▶ _Aim_
Copy each line holding the string "every".

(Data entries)

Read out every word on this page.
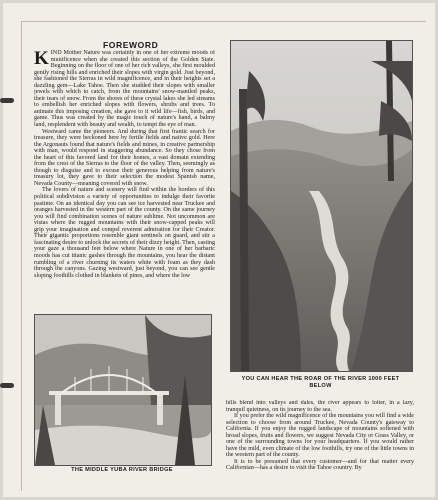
FOREWORD

KIND Mother Nature was certainly in one of her extreme moods of munificence when she created this section of the Golden State. Beginning on the floor of one of her rich valleys, she first moulded gently rising hills and enriched their slopes with virgin gold. Just beyond, she fashioned the Sierras in wild magnificence, and in their heights set a dazzling gem—Lake Tahoe. Then she studded their slopes with smaller jewels with which to catch, from the mountains' snow-mantled peaks, their tears of snow. From the shores of these crystal lakes she led streams to embellish her enriched slopes with flowers, shrubs and trees. To animate this imposing creation, she gave to it wild life—fish, birds, and game. Thus was created by the magic touch of nature's hand, a balmy land, resplendent with beauty and wealth, to tempt the eye of man.

Westward came the pioneers. And during that first frantic search for treasure, they were beckoned here by fertile fields and native gold. Here the Argonauts found that nature's fields and mines, in creative partnership with man, would respond in staggering abundance. So they chose from the heart of this favored land for their homes, a vast domain extending from the crest of the Sierras to the floor of the valley. Then, seemingly as though to disguise and to excuse their generous helping from nature's treasury lot, they gave to their selection the modest Spanish name, Nevada County—meaning covered with snow.

The lovers of nature and scenery will find within the borders of this political subdivision a variety of opportunities to indulge their favorite pastime. On an identical day you can see ice harvested near Truckee and oranges harvested in the western part of the county. On the same journey you will find combination scenes of nature sublime. Not uncommon are vistas where the rugged mountains with their snow-capped peaks will grip your imagination and compel reverent admiration for their Creator. Their gigantic proportions resemble giant sentinels on guard, and stir a fascinating desire to unlock the secrets of their dizzy height. Then, casting your gaze a thousand feet below where Nature in one of her barbaric moods has cut titanic gashes through the mountains, you hear the distant rumbling of a river churning its waters white with foam as they dash through the canyons. Gazing westward, just beyond, you can see gentle sloping foothills clothed in blankets of pines, and where the low

YOU CAN HEAR THE ROAR OF THE RIVER 1000 FEET BELOW
THE MIDDLE YUBA RIVER BRIDGE

hills blend into valleys and dales, the river appears to loiter, in a lazy, tranquil quietness, on its journey to the sea.

If you prefer the wild magnificence of the mountains you will find a wide selection to choose from around Truckee, Nevada County's gateway to California. If you enjoy the rugged landscape of mountains softened with broad slopes, fruits and flowers, we suggest Nevada City or Grass Valley, or one of the surrounding towns for your headquarters. If you would rather have the mild, even climate of the low foothills, try one of the little towns in the western part of the county.

It is to be presumed that every customer—and for that matter every Californian—has a desire to visit the Tahoe country. By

▶ _Worked answer_
Read out every word on this page.
It is to be presumed that every customer—and for that matter every Californian—has a desire to visit the Tahoe country. By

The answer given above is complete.